— WHAT THE TASK ASKS —
Reproduce the records that follow in full, excluding any picture they contain.

>>>

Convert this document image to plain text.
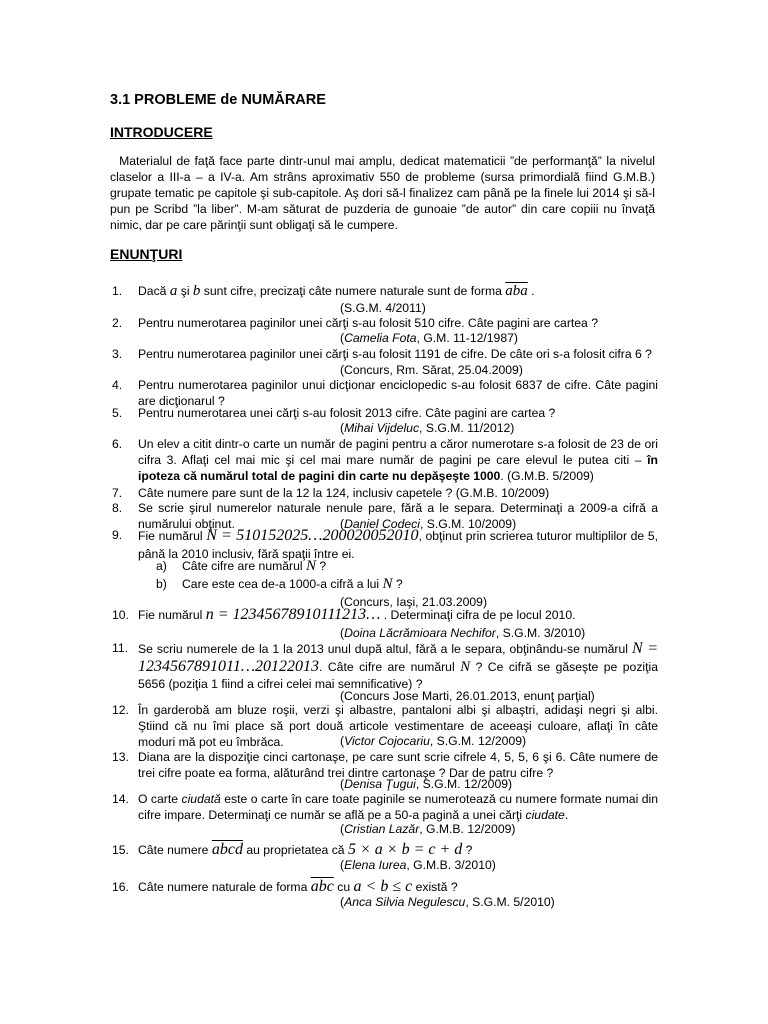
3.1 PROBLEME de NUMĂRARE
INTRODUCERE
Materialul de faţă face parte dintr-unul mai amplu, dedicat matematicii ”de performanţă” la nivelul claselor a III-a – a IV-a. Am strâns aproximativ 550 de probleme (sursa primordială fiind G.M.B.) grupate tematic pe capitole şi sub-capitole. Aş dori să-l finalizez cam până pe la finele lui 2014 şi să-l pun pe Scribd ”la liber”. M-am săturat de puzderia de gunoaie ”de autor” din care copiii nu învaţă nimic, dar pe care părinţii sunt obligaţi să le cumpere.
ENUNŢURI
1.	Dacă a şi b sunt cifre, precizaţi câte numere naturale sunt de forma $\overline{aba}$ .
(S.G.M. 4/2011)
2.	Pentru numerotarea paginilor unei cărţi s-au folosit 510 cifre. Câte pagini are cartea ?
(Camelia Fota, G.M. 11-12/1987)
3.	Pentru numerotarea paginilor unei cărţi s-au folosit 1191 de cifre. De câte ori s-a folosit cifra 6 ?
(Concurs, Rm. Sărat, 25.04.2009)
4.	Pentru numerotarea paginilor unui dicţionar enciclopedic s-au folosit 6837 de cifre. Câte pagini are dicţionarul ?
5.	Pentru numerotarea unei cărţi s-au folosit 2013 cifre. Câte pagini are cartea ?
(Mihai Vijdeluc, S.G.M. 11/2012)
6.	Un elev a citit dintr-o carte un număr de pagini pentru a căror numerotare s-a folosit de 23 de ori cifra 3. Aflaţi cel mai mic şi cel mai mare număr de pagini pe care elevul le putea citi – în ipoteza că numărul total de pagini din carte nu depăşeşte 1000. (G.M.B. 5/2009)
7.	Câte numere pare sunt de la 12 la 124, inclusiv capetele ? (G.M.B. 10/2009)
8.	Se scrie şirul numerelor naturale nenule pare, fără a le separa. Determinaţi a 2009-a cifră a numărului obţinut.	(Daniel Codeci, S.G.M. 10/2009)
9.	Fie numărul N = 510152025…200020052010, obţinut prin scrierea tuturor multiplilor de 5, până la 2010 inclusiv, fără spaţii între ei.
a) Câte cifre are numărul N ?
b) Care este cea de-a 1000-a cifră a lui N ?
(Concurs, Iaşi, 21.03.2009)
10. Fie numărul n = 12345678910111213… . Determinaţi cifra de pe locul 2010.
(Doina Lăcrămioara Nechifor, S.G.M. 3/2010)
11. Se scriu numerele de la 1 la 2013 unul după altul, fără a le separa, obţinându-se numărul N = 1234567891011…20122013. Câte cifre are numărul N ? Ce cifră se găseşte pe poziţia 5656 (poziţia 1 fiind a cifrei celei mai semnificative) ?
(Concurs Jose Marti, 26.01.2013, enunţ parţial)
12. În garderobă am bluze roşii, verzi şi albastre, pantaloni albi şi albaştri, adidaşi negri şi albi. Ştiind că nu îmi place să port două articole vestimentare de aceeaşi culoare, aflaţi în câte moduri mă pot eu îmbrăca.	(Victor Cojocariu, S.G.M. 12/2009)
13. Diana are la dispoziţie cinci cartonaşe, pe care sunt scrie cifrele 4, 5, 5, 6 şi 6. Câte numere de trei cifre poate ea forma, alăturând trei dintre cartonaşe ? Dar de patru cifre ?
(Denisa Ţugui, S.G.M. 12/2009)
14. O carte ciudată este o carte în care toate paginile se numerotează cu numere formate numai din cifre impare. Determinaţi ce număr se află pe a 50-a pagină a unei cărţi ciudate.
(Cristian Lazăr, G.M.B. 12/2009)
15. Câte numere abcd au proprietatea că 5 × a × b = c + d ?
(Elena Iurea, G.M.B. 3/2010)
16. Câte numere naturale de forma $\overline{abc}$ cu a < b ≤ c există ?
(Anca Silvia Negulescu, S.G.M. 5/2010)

<<<

— FINAL ANSWER —
Convert this document image to plain text.
3.1 PROBLEME de NUMĂRARE
INTRODUCERE
Materialul de faţă face parte dintr-unul mai amplu, dedicat matematicii ”de performanţă” la nivelul claselor a III-a – a IV-a. Am strâns aproximativ 550 de probleme (sursa primordială fiind G.M.B.) grupate tematic pe capitole şi sub-capitole. Aş dori să-l finalizez cam până pe la finele lui 2014 şi să-l pun pe Scribd ”la liber”. M-am săturat de puzderia de gunoaie ”de autor” din care copiii nu învaţă nimic, dar pe care părinţii sunt obligaţi să le cumpere.
ENUNŢURI
1.	Dacă a şi b sunt cifre, precizaţi câte numere naturale sunt de forma $\overline{aba}$ .
(S.G.M. 4/2011)
2.	Pentru numerotarea paginilor unei cărţi s-au folosit 510 cifre. Câte pagini are cartea ?
(Camelia Fota, G.M. 11-12/1987)
3.	Pentru numerotarea paginilor unei cărţi s-au folosit 1191 de cifre. De câte ori s-a folosit cifra 6 ?
(Concurs, Rm. Sărat, 25.04.2009)
4.	Pentru numerotarea paginilor unui dicţionar enciclopedic s-au folosit 6837 de cifre. Câte pagini are dicţionarul ?
5.	Pentru numerotarea unei cărţi s-au folosit 2013 cifre. Câte pagini are cartea ?
(Mihai Vijdeluc, S.G.M. 11/2012)
6.	Un elev a citit dintr-o carte un număr de pagini pentru a căror numerotare s-a folosit de 23 de ori cifra 3. Aflaţi cel mai mic şi cel mai mare număr de pagini pe care elevul le putea citi – în ipoteza că numărul total de pagini din carte nu depăşeşte 1000. (G.M.B. 5/2009)
7.	Câte numere pare sunt de la 12 la 124, inclusiv capetele ? (G.M.B. 10/2009)
8.	Se scrie şirul numerelor naturale nenule pare, fără a le separa. Determinaţi a 2009-a cifră a numărului obţinut.	(Daniel Codeci, S.G.M. 10/2009)
9.	Fie numărul N = 510152025…200020052010, obţinut prin scrierea tuturor multiplilor de 5, până la 2010 inclusiv, fără spaţii între ei.
a) Câte cifre are numărul N ?
b) Care este cea de-a 1000-a cifră a lui N ?
(Concurs, Iaşi, 21.03.2009)
10. Fie numărul n = 12345678910111213… . Determinaţi cifra de pe locul 2010.
(Doina Lăcrămioara Nechifor, S.G.M. 3/2010)
11. Se scriu numerele de la 1 la 2013 unul după altul, fără a le separa, obţinându-se numărul N = 1234567891011…20122013. Câte cifre are numărul N ? Ce cifră se găseşte pe poziţia 5656 (poziţia 1 fiind a cifrei celei mai semnificative) ?
(Concurs Jose Marti, 26.01.2013, enunţ parţial)
12. În garderobă am bluze roşii, verzi şi albastre, pantaloni albi şi albaştri, adidaşi negri şi albi. Ştiind că nu îmi place să port două articole vestimentare de aceeaşi culoare, aflaţi în câte moduri mă pot eu îmbrăca.	(Victor Cojocariu, S.G.M. 12/2009)
13. Diana are la dispoziţie cinci cartonaşe, pe care sunt scrie cifrele 4, 5, 5, 6 şi 6. Câte numere de trei cifre poate ea forma, alăturând trei dintre cartonaşe ? Dar de patru cifre ?
(Denisa Ţugui, S.G.M. 12/2009)
14. O carte ciudată este o carte în care toate paginile se numerotează cu numere formate numai din cifre impare. Determinaţi ce număr se află pe a 50-a pagină a unei cărţi ciudate.
(Cristian Lazăr, G.M.B. 12/2009)
15. Câte numere abcd au proprietatea că 5 × a × b = c + d ?
(Elena Iurea, G.M.B. 3/2010)
16. Câte numere naturale de forma $\overline{abc}$ cu a < b ≤ c există ?
(Anca Silvia Negulescu, S.G.M. 5/2010)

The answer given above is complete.